*Task instructions*. Count every line that includes the string "true" in the entries that follow. Nothing besides the number is needed.

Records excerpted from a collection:
- - -
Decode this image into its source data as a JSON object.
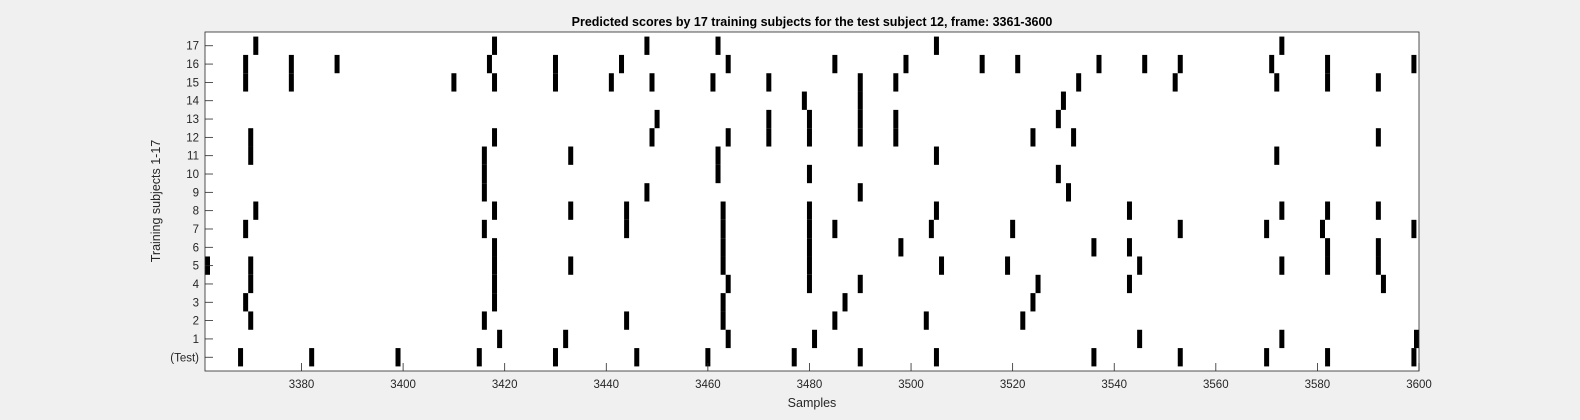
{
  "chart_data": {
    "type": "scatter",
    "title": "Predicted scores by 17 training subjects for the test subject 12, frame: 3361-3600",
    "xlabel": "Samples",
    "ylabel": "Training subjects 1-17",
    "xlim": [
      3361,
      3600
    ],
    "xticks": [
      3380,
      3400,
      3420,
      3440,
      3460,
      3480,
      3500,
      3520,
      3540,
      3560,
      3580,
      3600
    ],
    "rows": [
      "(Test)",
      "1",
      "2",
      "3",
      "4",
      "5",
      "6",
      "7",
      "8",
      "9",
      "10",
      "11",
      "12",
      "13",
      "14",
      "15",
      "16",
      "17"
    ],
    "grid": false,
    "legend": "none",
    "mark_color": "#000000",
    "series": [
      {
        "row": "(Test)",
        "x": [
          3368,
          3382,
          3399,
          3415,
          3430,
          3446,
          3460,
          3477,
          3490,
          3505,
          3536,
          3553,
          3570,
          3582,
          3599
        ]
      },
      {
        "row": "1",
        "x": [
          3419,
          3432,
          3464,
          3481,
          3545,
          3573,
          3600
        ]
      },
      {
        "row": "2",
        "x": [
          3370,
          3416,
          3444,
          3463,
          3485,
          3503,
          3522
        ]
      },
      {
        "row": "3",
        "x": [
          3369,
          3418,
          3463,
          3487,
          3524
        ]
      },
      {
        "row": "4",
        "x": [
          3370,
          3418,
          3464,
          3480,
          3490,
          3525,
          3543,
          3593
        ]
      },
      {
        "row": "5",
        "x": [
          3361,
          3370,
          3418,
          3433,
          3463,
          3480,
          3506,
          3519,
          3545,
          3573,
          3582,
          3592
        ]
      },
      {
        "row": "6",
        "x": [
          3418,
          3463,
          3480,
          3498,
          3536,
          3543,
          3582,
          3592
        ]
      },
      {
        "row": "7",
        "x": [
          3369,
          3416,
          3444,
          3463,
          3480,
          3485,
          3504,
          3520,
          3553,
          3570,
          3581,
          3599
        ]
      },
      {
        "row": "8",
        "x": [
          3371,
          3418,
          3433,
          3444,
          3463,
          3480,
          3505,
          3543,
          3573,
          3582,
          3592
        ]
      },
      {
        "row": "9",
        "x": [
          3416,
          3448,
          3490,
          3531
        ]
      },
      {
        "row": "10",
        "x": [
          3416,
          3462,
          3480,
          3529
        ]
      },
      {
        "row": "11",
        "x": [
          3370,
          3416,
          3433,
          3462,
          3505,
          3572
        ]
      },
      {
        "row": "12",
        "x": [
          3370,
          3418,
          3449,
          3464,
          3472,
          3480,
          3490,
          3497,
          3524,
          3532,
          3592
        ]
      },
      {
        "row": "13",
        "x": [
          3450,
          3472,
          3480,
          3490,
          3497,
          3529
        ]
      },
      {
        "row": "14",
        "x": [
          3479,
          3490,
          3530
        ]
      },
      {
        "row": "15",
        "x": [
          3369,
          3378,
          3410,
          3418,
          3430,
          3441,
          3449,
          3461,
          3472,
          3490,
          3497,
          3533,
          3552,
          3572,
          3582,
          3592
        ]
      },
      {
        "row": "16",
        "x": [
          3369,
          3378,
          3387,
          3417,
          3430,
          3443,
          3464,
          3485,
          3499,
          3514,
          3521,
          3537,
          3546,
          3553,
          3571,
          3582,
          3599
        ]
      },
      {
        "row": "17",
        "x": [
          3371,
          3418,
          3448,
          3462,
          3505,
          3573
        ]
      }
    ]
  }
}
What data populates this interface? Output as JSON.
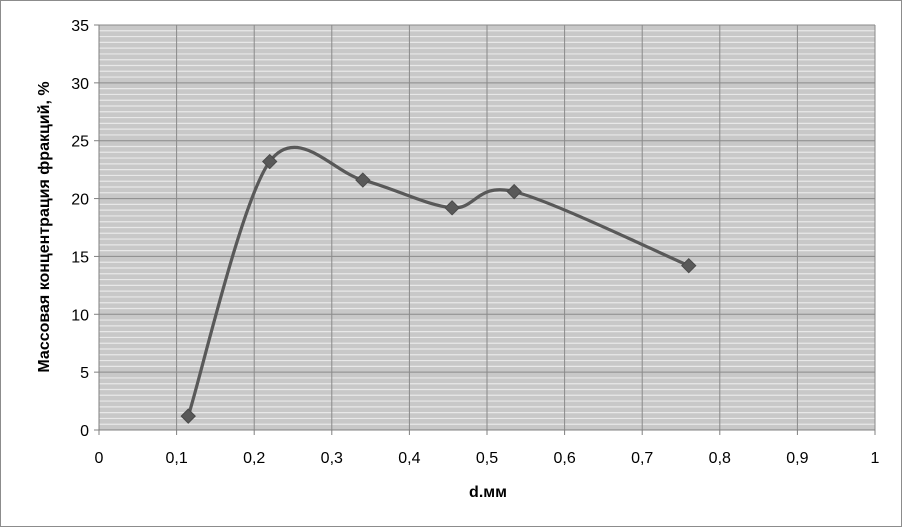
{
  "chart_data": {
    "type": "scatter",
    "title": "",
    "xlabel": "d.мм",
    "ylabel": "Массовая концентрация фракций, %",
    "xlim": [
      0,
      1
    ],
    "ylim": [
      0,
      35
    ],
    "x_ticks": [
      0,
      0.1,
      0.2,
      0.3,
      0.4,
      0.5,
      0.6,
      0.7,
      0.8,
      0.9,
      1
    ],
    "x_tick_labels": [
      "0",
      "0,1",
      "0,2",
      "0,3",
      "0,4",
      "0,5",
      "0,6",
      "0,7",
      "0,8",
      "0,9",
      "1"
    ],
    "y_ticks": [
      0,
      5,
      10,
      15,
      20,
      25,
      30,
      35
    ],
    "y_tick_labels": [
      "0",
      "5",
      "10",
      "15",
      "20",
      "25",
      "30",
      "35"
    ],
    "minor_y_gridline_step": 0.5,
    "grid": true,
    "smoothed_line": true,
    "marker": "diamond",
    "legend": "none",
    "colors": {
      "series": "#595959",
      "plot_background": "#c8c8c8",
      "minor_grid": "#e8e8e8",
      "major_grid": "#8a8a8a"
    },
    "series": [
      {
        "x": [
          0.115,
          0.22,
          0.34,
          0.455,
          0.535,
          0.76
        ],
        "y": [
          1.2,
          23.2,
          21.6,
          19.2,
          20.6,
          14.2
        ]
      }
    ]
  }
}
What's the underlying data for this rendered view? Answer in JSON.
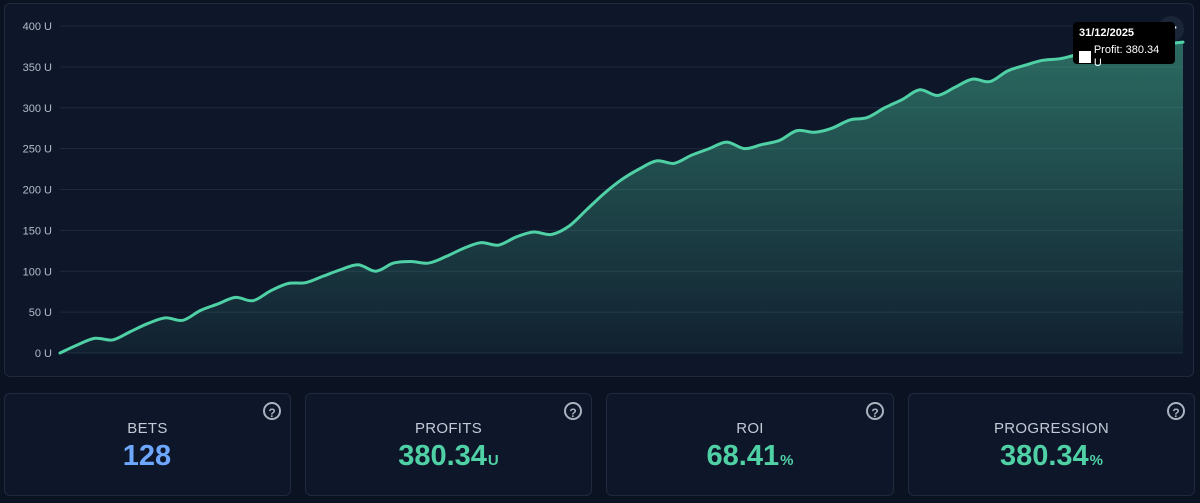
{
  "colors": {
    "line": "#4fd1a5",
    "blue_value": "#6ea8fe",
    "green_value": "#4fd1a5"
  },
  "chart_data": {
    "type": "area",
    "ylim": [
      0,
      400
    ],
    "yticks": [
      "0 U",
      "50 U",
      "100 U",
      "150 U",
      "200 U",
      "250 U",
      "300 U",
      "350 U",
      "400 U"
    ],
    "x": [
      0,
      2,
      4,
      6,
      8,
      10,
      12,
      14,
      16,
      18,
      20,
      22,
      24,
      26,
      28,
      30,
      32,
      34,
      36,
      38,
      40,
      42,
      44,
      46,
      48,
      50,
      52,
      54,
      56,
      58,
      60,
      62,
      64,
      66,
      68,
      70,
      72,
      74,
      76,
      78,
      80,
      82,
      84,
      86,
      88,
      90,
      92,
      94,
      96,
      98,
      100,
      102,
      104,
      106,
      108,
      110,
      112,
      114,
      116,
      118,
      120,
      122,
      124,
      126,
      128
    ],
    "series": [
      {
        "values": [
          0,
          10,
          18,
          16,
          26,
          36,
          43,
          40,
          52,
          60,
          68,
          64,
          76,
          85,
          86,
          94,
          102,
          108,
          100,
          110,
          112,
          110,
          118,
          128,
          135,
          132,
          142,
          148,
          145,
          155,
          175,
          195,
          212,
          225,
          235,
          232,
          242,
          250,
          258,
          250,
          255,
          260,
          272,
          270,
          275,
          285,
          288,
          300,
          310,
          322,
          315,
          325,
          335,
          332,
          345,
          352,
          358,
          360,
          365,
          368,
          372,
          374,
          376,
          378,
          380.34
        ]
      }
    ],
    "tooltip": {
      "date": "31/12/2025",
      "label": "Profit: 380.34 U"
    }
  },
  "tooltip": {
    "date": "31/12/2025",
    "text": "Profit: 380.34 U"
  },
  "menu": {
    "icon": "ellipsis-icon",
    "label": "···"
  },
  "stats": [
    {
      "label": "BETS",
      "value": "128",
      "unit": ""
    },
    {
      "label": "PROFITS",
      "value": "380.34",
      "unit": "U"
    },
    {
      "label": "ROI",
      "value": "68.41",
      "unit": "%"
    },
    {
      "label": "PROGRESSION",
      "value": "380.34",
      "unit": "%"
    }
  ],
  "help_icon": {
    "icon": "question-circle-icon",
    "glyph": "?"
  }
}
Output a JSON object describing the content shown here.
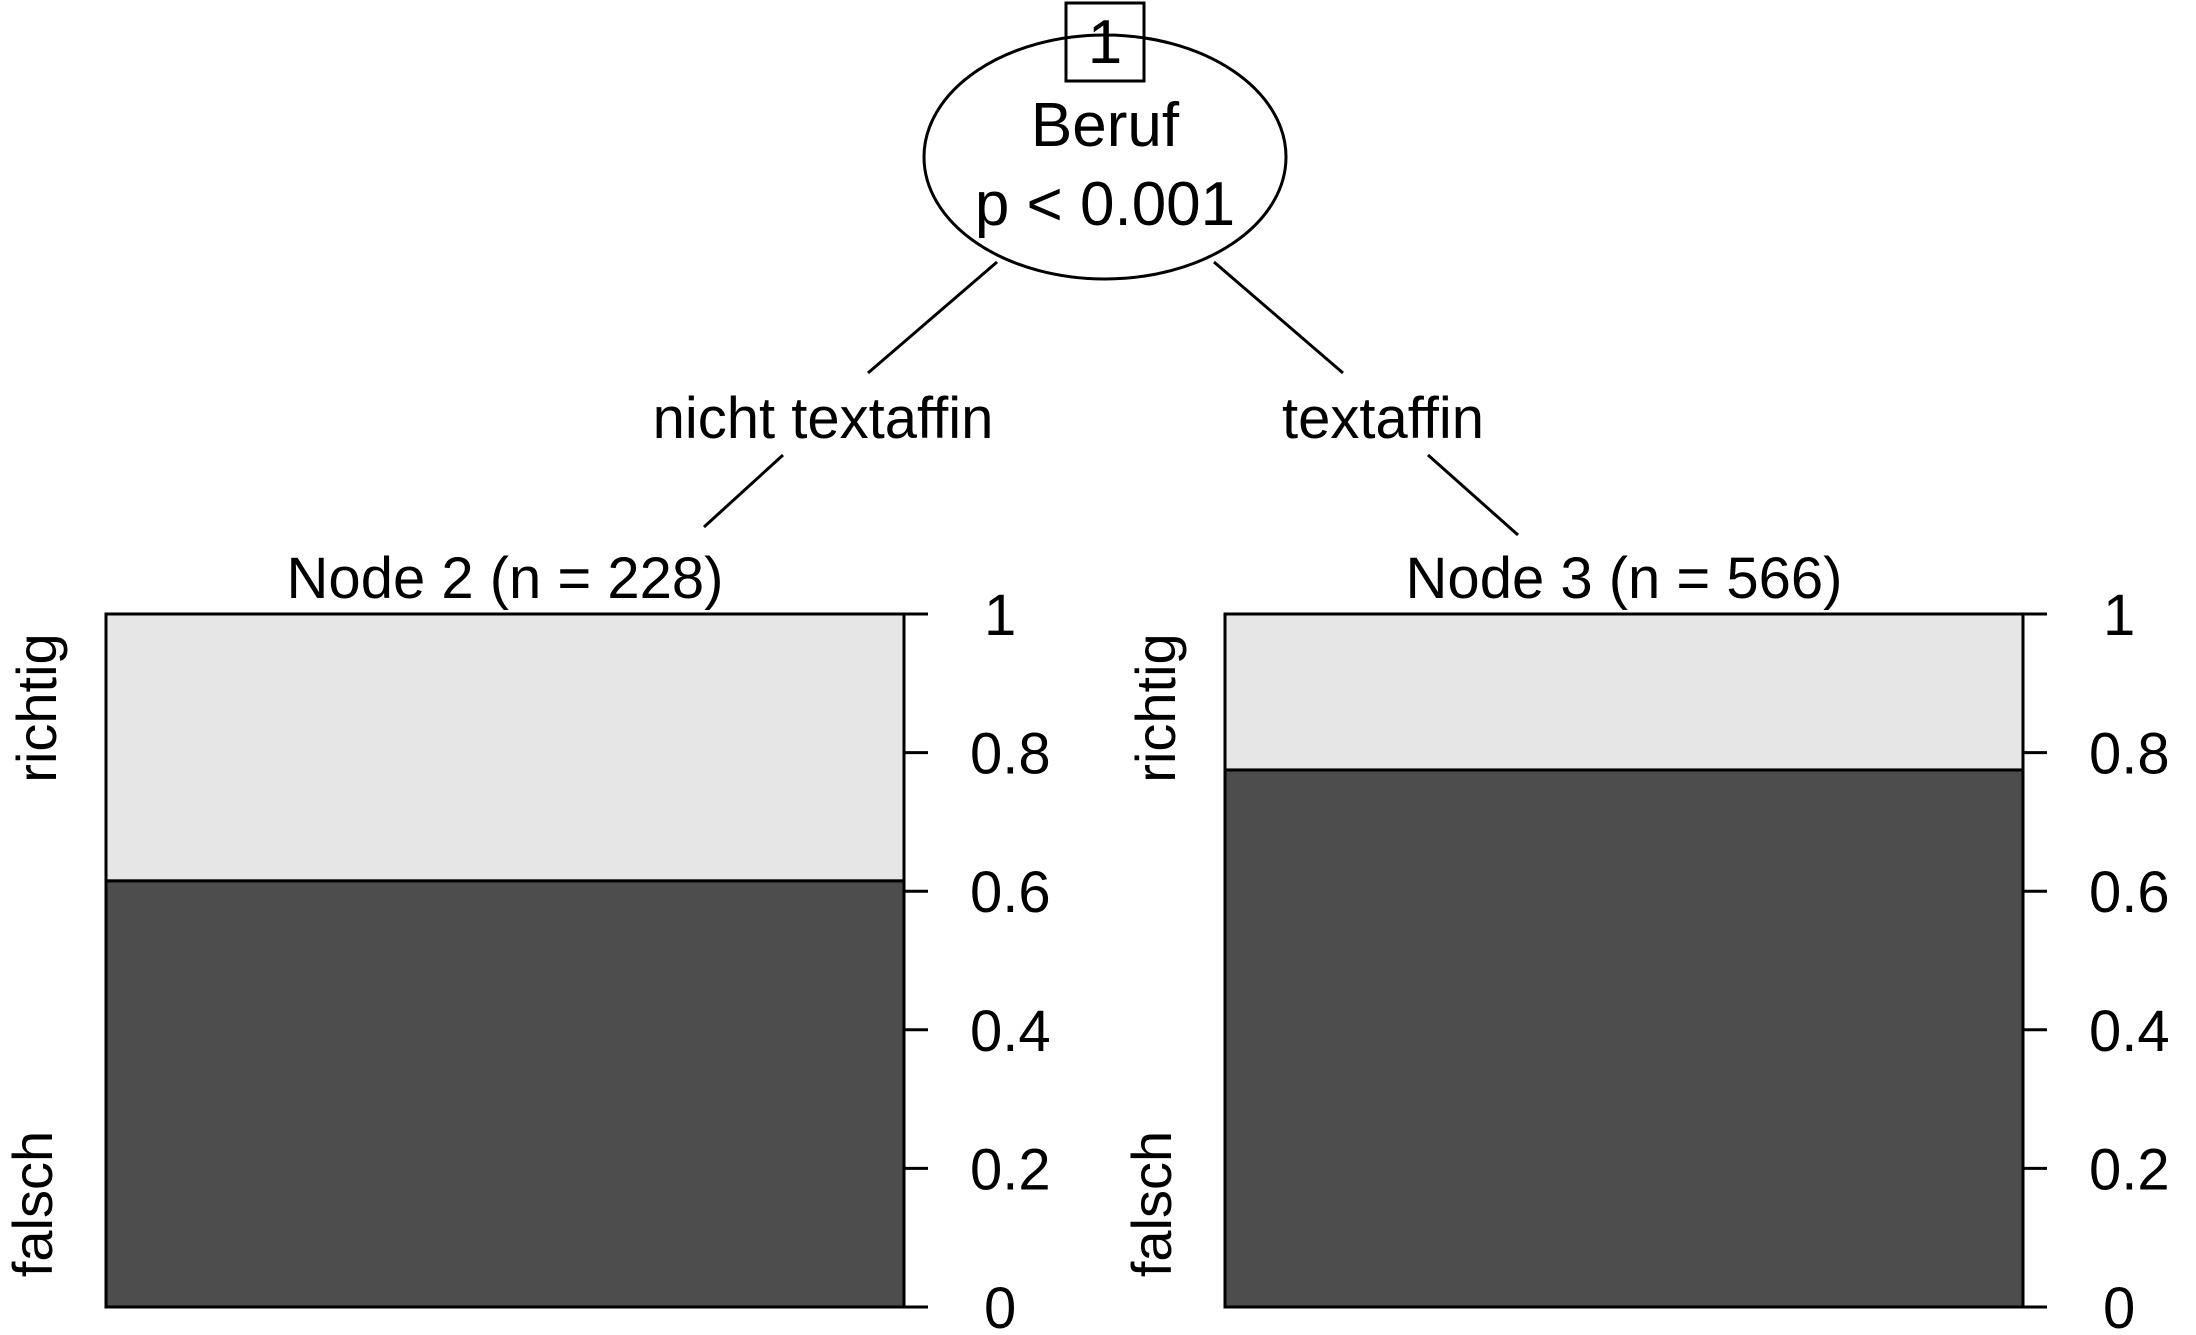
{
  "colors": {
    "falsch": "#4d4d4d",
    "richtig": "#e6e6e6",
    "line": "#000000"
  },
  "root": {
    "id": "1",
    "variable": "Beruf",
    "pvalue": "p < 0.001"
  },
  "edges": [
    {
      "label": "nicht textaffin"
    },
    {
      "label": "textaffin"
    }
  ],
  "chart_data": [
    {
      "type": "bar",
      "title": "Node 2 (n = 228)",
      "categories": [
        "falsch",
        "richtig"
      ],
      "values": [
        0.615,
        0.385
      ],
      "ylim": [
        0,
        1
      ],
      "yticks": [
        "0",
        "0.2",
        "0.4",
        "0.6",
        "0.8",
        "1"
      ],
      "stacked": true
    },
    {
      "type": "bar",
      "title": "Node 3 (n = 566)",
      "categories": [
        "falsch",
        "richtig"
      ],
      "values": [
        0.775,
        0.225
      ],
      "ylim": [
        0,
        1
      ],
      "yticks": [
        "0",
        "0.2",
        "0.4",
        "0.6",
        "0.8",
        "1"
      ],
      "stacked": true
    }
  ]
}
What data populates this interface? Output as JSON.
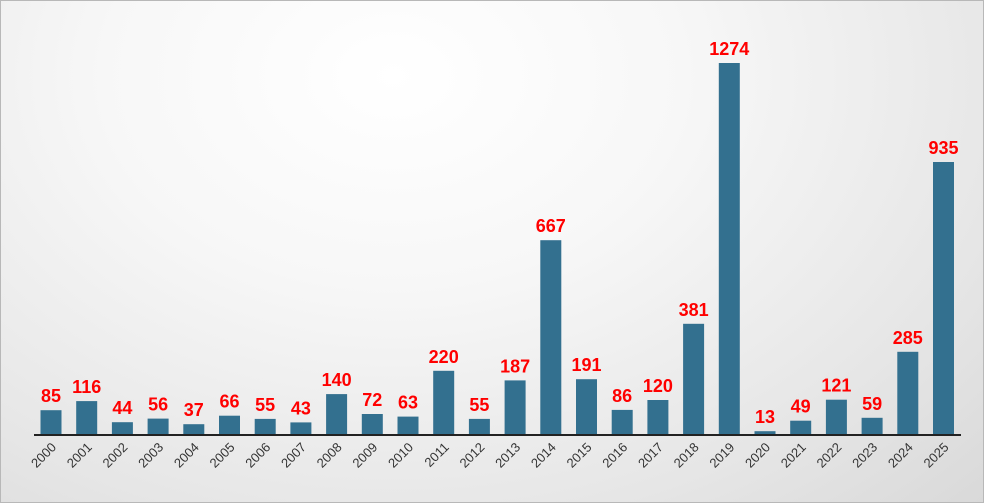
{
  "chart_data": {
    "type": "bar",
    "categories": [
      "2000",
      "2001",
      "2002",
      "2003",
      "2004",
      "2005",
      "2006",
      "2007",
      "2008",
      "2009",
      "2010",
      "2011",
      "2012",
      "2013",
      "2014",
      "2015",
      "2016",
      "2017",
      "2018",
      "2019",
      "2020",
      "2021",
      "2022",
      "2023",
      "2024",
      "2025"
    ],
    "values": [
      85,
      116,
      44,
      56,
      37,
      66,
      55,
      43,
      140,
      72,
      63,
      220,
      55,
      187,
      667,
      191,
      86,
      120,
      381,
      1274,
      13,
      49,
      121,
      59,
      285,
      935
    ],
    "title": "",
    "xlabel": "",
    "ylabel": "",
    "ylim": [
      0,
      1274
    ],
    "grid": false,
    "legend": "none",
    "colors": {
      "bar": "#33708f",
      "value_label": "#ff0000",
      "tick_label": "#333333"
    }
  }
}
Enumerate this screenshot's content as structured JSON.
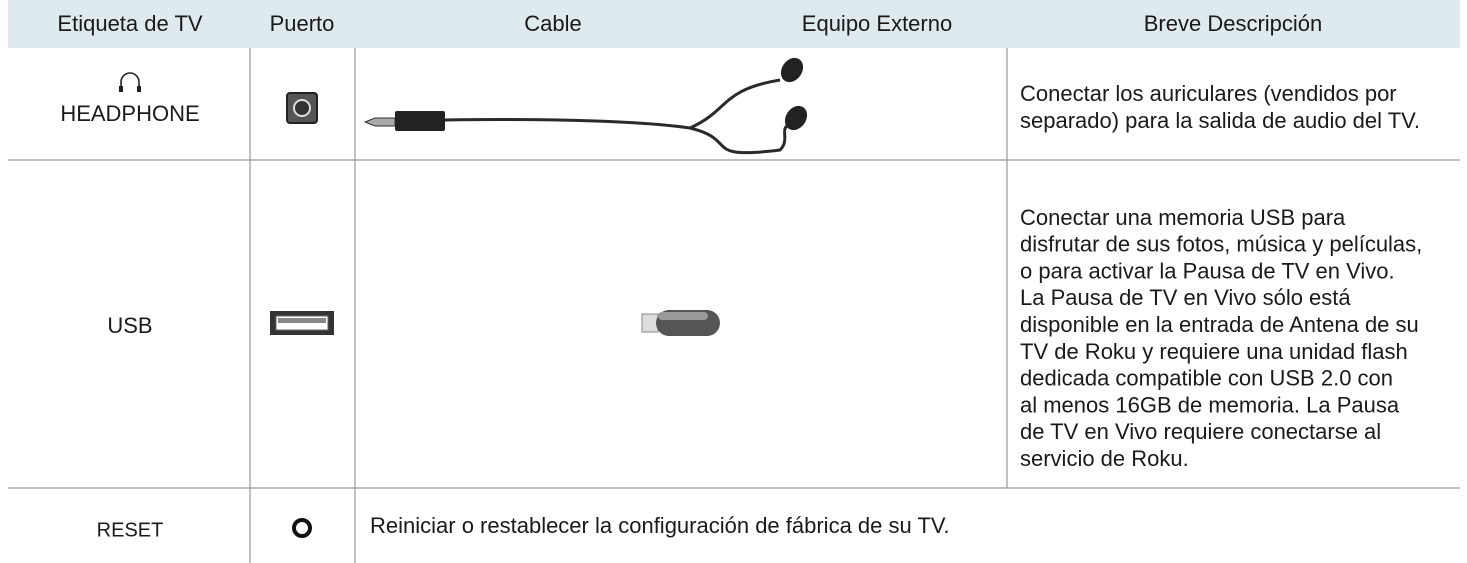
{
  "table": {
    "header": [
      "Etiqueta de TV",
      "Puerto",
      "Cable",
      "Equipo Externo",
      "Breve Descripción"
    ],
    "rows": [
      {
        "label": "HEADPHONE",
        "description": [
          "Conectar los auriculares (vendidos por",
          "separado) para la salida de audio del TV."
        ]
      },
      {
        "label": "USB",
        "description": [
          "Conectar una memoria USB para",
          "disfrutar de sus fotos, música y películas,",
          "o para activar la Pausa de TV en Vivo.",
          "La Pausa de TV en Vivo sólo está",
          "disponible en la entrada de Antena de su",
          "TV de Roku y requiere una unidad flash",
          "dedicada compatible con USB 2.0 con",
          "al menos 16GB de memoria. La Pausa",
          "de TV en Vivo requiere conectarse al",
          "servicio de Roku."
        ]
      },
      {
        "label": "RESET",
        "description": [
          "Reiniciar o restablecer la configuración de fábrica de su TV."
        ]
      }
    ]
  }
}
- - -
*Answer to the task*. 4